Box coordinate listings:
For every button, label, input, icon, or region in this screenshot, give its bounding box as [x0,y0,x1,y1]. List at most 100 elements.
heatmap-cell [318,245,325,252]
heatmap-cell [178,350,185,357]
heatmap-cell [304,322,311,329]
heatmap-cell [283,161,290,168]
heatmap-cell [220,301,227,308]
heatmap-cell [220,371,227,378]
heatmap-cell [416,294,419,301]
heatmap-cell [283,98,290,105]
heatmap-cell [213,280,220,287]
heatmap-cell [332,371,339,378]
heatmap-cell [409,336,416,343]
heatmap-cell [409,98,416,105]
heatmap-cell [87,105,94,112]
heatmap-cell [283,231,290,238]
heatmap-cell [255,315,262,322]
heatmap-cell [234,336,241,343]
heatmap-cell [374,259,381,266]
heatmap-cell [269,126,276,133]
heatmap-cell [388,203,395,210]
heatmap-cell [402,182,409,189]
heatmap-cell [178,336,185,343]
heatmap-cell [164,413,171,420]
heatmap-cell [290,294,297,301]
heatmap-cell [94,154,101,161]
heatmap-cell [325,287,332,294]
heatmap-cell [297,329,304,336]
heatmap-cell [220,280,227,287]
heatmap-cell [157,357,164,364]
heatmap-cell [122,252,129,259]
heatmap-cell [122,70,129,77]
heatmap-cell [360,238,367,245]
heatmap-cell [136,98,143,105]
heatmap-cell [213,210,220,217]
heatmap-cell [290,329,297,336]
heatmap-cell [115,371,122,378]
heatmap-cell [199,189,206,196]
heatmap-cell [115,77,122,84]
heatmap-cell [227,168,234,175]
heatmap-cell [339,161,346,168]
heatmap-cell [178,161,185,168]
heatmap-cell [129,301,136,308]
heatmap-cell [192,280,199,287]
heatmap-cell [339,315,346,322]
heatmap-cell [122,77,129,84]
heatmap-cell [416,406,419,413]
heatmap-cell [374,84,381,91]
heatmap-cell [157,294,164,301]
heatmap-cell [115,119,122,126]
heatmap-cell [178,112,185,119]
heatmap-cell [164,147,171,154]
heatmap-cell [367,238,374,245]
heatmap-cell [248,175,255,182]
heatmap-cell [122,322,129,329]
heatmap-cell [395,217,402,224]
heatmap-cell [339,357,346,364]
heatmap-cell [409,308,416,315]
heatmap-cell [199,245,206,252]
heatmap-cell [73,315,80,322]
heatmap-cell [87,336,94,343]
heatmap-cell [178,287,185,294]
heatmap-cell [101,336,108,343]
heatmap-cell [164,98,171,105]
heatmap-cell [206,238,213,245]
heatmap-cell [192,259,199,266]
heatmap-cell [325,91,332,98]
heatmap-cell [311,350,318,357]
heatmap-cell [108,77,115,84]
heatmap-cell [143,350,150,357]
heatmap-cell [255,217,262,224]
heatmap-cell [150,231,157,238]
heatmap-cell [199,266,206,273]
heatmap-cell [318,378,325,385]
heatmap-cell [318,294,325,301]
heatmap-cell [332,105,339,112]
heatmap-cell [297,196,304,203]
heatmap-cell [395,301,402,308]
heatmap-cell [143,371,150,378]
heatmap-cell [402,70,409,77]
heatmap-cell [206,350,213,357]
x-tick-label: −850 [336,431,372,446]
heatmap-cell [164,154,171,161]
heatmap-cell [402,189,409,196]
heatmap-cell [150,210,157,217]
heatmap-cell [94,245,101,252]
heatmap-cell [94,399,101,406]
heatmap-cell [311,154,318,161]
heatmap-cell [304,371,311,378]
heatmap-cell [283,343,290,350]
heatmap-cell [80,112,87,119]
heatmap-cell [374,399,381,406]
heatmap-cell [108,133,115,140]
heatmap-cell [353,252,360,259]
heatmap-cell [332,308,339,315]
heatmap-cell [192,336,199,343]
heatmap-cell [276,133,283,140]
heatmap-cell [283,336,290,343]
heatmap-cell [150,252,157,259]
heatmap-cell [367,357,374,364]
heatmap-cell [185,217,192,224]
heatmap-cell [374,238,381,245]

STATED TASK:
Copy the records from their first line through the line containing "heatmap-cell [283,161,290,168]", inclusive, replacing every "heatmap-cell" with "grid-cell" and keeping everything else unchanged.

THE RESPONSE:
For every button, label, input, icon, or region in this screenshot, give its bounding box as [x0,y0,x1,y1]. List at most 100 elements.
grid-cell [318,245,325,252]
grid-cell [178,350,185,357]
grid-cell [304,322,311,329]
grid-cell [283,161,290,168]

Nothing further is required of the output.